> [Direction]
Reproduce the listing exactly, with no pictures in your copy.

> [Record set]
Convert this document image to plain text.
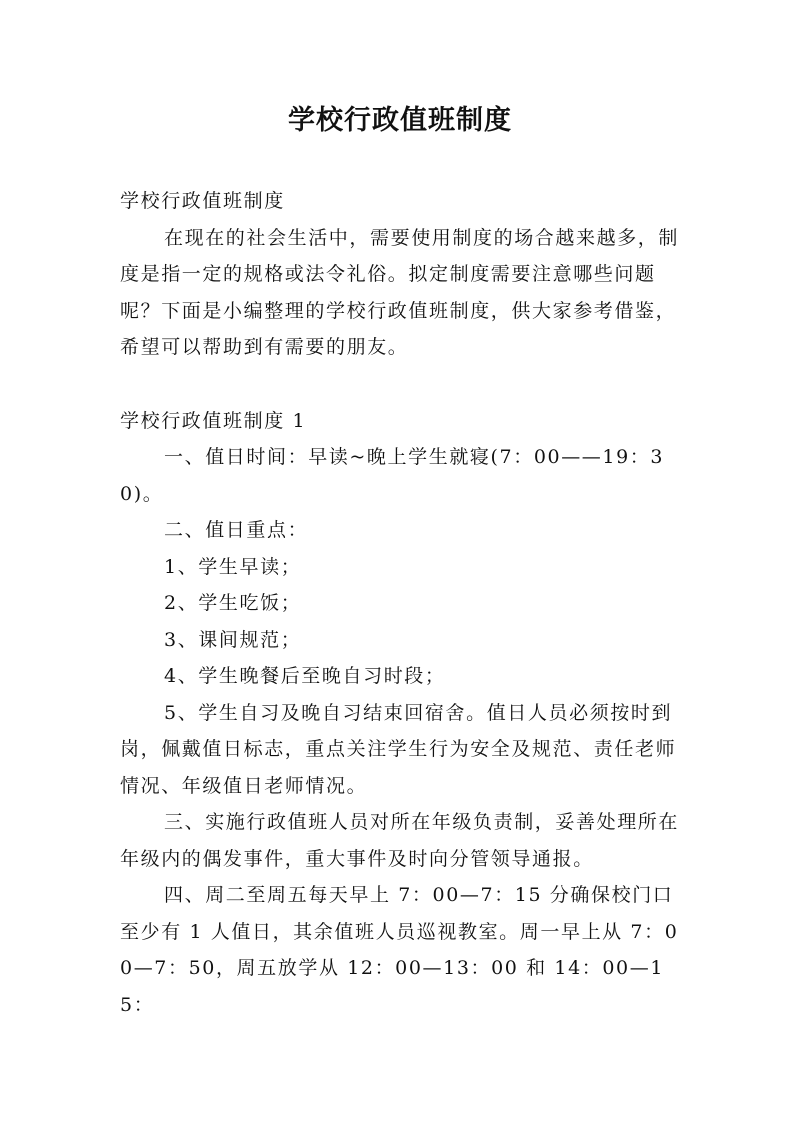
学校行政值班制度

学校行政值班制度

在现在的社会生活中，需要使用制度的场合越来越多，制度是指一定的规格或法令礼俗。拟定制度需要注意哪些问题呢？下面是小编整理的学校行政值班制度，供大家参考借鉴，希望可以帮助到有需要的朋友。

学校行政值班制度 1

一、值日时间：早读~晚上学生就寝(7：00——19：30)。

二、值日重点：

1、学生早读；

2、学生吃饭；

3、课间规范；

4、学生晚餐后至晚自习时段；

5、学生自习及晚自习结束回宿舍。值日人员必须按时到岗，佩戴值日标志，重点关注学生行为安全及规范、责任老师情况、年级值日老师情况。

三、实施行政值班人员对所在年级负责制，妥善处理所在年级内的偶发事件，重大事件及时向分管领导通报。

四、周二至周五每天早上 7：00—7：15 分确保校门口至少有 1 人值日，其余值班人员巡视教室。周一早上从 7：00—7：50，周五放学从 12：00—13：00 和 14：00—15：
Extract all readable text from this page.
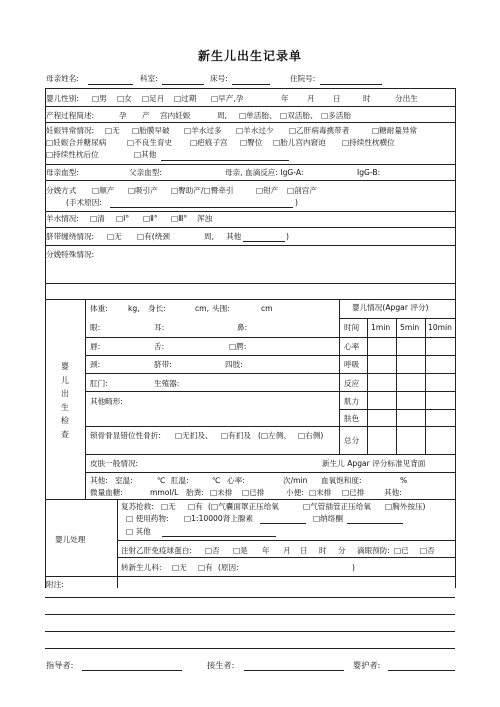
新生儿出生记录单
母亲姓名:	科室:	床号:	住院号:
婴儿性别: □男 □女 □足月 □过期 □早产,孕	年 月 日	时	分出生
产程过程简述:	孕 产 宫内妊娠	周, □单活胎、 □双活胎、 □多活胎
妊娠异常情况: □无 □胎膜早破 □羊水过多 □羊水过少 □乙肝病毒携带者	□糖耐量异常
□妊娠合并糖尿病	□不良生育史 □疤痕子宫 □臀位 □胎儿宫内窘迫 □持续性枕横位
□持续性枕后位	□其他
母亲血型:	父亲血型:	母亲, 血滴反应: IgG-A:	IgG-B:
分娩方式 □顺产 □吸引产 □臀助产/□臀牵引	□钳产 □剖宫产
(手术原因:	)
羊水情况: □清 □Ⅰ° □Ⅱ° □Ⅲ° 浑浊
脐带缠绕情况: □无 □有(绕颈	周, 其他	)
分娩特殊情况:
婴儿出生检查
婴儿情况(Apgar 评分)
时间 1min 5min 10min
心率
呼吸
反应
肌力
肤色
总分
体重:	kg, 身长:	cm, 头围:	cm
眼:	耳:	鼻:
唇:	舌:	□腭:
颈:	脐带:	四肢:
肛门:	生殖器:
其他畸形:
锁骨骨显错位性骨折: □无扪及、 □有扪及 (□左侧、 □右侧)
皮肤一般情况:	新生儿 Apgar 评分标准见背面
其他: 室温:	℃ 肛温:	℃ 心率:	次/min 血氧饱和度:	%
微量血糖:	mmol/L 胎粪: □未排 □已排	小便: □未排 □已排	其他:
婴儿处理
复苏抢救: □无 □有 (□气囊面罩正压给氧	□气管插管正压给氧 □胸外按压)
□ 使用药物: □1:10000肾上腺素	□纳络酮
□ 其他
注射乙肝免疫球蛋白: □否 □是 年 月 日 时 分 滴眼预防: □已 □否
转新生儿科: □无 □有 (原因:	)
附注:
指导者:	接生者:	婴护者:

> [Response to this task]
Convert this document image to plain text.
学校行政值班制度

学校行政值班制度

在现在的社会生活中，需要使用制度的场合越来越多，制度是指一定的规格或法令礼俗。拟定制度需要注意哪些问题呢？下面是小编整理的学校行政值班制度，供大家参考借鉴，希望可以帮助到有需要的朋友。

学校行政值班制度 1

一、值日时间：早读~晚上学生就寝(7：00——19：30)。

二、值日重点：

1、学生早读；

2、学生吃饭；

3、课间规范；

4、学生晚餐后至晚自习时段；

5、学生自习及晚自习结束回宿舍。值日人员必须按时到岗，佩戴值日标志，重点关注学生行为安全及规范、责任老师情况、年级值日老师情况。

三、实施行政值班人员对所在年级负责制，妥善处理所在年级内的偶发事件，重大事件及时向分管领导通报。

四、周二至周五每天早上 7：00—7：15 分确保校门口至少有 1 人值日，其余值班人员巡视教室。周一早上从 7：00—7：50，周五放学从 12：00—13：00 和 14：00—15：
Extract all readable text from this page.
新生儿出生记录单
母亲姓名:	科室:	床号:	住院号:
婴儿性别: □男 □女 □足月 □过期 □早产,孕	年 月 日	时	分出生
产程过程简述:	孕 产 宫内妊娠	周, □单活胎、 □双活胎、 □多活胎
妊娠异常情况: □无 □胎膜早破 □羊水过多 □羊水过少 □乙肝病毒携带者	□糖耐量异常
□妊娠合并糖尿病	□不良生育史 □疤痕子宫 □臀位 □胎儿宫内窘迫 □持续性枕横位
□持续性枕后位	□其他
母亲血型:	父亲血型:	母亲, 血滴反应: IgG-A:	IgG-B:
分娩方式 □顺产 □吸引产 □臀助产/□臀牵引	□钳产 □剖宫产
(手术原因:	)
羊水情况: □清 □Ⅰ° □Ⅱ° □Ⅲ° 浑浊
脐带缠绕情况: □无 □有(绕颈	周, 其他	)
分娩特殊情况:
婴儿出生检查
婴儿情况(Apgar 评分)
时间 1min 5min 10min
心率
呼吸
反应
肌力
肤色
总分
体重:	kg, 身长:	cm, 头围:	cm
眼:	耳:	鼻:
唇:	舌:	□腭:
颈:	脐带:	四肢:
肛门:	生殖器:
其他畸形:
锁骨骨显错位性骨折: □无扪及、 □有扪及 (□左侧、 □右侧)
皮肤一般情况:	新生儿 Apgar 评分标准见背面
其他: 室温:	℃ 肛温:	℃ 心率:	次/min 血氧饱和度:	%
微量血糖:	mmol/L 胎粪: □未排 □已排	小便: □未排 □已排	其他:
婴儿处理
复苏抢救: □无 □有 (□气囊面罩正压给氧	□气管插管正压给氧 □胸外按压)
□ 使用药物: □1:10000肾上腺素	□纳络酮
□ 其他
注射乙肝免疫球蛋白: □否 □是 年 月 日 时 分 滴眼预防: □已 □否
转新生儿科: □无 □有 (原因:	)
附注:
指导者:	接生者:	婴护者:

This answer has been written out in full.